▸ PASSAGE
- - -

[<prev] [next>] [<thread-prev] [thread-next>] [day] [month] [year] [list]
Message-Id: <20250718002150.2724409-5-joshua.a.hay@intel.com>
Date: Thu, 17 Jul 2025 17:21:48 -0700
From: Joshua Hay <joshua.a.hay@...el.com>
To: intel-wired-lan@...ts.osuosl.org
Cc: netdev@...r.kernel.org,
Joshua Hay <joshua.a.hay@...el.com>,
Luigi Rizzo <lrizzo@...gle.com>,
Brian Vazquez <brianvv@...gle.com>,
Madhu Chittim <madhu.chittim@...el.com>,
Aleksandr Loktionov <aleksandr.loktionov@...el.com>
Subject: [Intel-wired-lan] [PATCH net v2 4/6] idpf: replace flow scheduling buffer ring with buffer pool
Replace the TxQ buffer ring with one large pool/array of buffers (only
for flow scheduling). This eliminates the tag generation and makes it
impossible for a tag to be associated with more than one packet.

- - -

Listings of boxed layout items
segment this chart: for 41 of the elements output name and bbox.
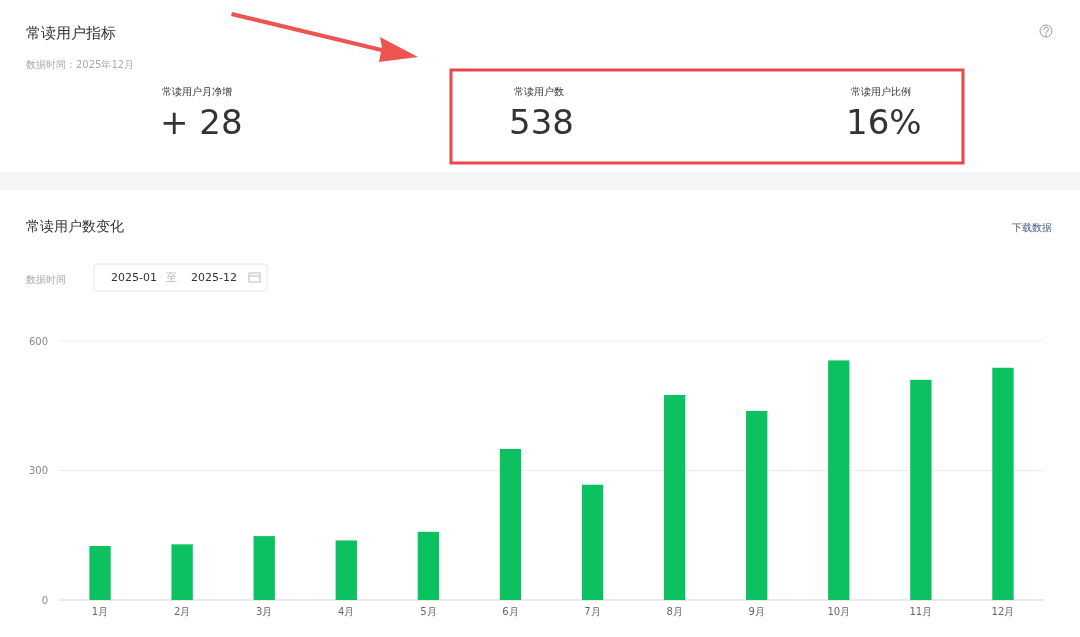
- x-tick-label: 10月: [827, 606, 851, 617]
- x-tick-label: 12月: [991, 606, 1015, 617]
- text: + 28: [160, 102, 243, 142]
- x-tick-label: 9月: [748, 606, 765, 617]
- chart-title: 常读用户数变化: [26, 218, 124, 234]
- text: 常读用户月净增: [162, 86, 232, 97]
- x-tick-label: 1月: [91, 606, 109, 617]
- text: 常读用户比例: [851, 86, 911, 97]
- bar: [581, 484, 604, 600]
- x-tick-label: 11月: [909, 606, 933, 617]
- bar: [335, 540, 357, 600]
- bar: [253, 536, 275, 600]
- x-tick-label: 3月: [256, 606, 273, 617]
- text: 16%: [846, 102, 922, 142]
- x-tick-label: 4月: [338, 606, 355, 617]
- x-tick-label: 7月: [584, 606, 601, 617]
- text: 常读用户数: [514, 86, 564, 97]
- x-tick-label: 2月: [173, 606, 191, 617]
- x-tick-label: 6月: [502, 606, 519, 617]
- text: 数据时间：2025年12月: [26, 59, 135, 70]
- y-tick-label: 600: [28, 335, 48, 347]
- text: 538: [509, 102, 574, 142]
- bar: [910, 379, 932, 600]
- x-tick-label: 8月: [666, 606, 683, 617]
- bar: [417, 531, 440, 600]
- bar: [828, 360, 850, 600]
- bar: [499, 448, 522, 600]
- text: 至: [166, 271, 177, 284]
- bar: [992, 367, 1014, 600]
- text: 2025-12: [191, 271, 237, 284]
- text: 常读用户指标: [26, 24, 116, 42]
- bar: [746, 410, 768, 600]
- y-tick-label: 300: [28, 465, 48, 476]
- text: 2025-01: [111, 271, 157, 284]
- text: 下载数据: [1012, 222, 1052, 233]
- bar: [89, 546, 111, 600]
- bar: [663, 394, 686, 600]
- x-tick-label: 5月: [420, 606, 437, 617]
- bar: [171, 544, 193, 600]
- text: 数据时间: [26, 274, 66, 285]
- y-tick-label: 0: [41, 594, 48, 606]
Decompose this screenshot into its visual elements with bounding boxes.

- - -

▸ GIVEN PROBLEM
Please reproduce the entire patch message word for word. Rely only on the patch message.

▸ WRITTEN SOLUTION
[<prev] [next>] [<thread-prev] [thread-next>] [day] [month] [year] [list]
Message-Id: <20250718002150.2724409-5-joshua.a.hay@intel.com>
Date: Thu, 17 Jul 2025 17:21:48 -0700
From: Joshua Hay <joshua.a.hay@...el.com>
To: intel-wired-lan@...ts.osuosl.org
Cc: netdev@...r.kernel.org,
Joshua Hay <joshua.a.hay@...el.com>,
Luigi Rizzo <lrizzo@...gle.com>,
Brian Vazquez <brianvv@...gle.com>,
Madhu Chittim <madhu.chittim@...el.com>,
Aleksandr Loktionov <aleksandr.loktionov@...el.com>
Subject: [Intel-wired-lan] [PATCH net v2 4/6] idpf: replace flow scheduling buffer ring with buffer pool
Replace the TxQ buffer ring with one large pool/array of buffers (only
for flow scheduling). This eliminates the tag generation and makes it
impossible for a tag to be associated with more than one packet.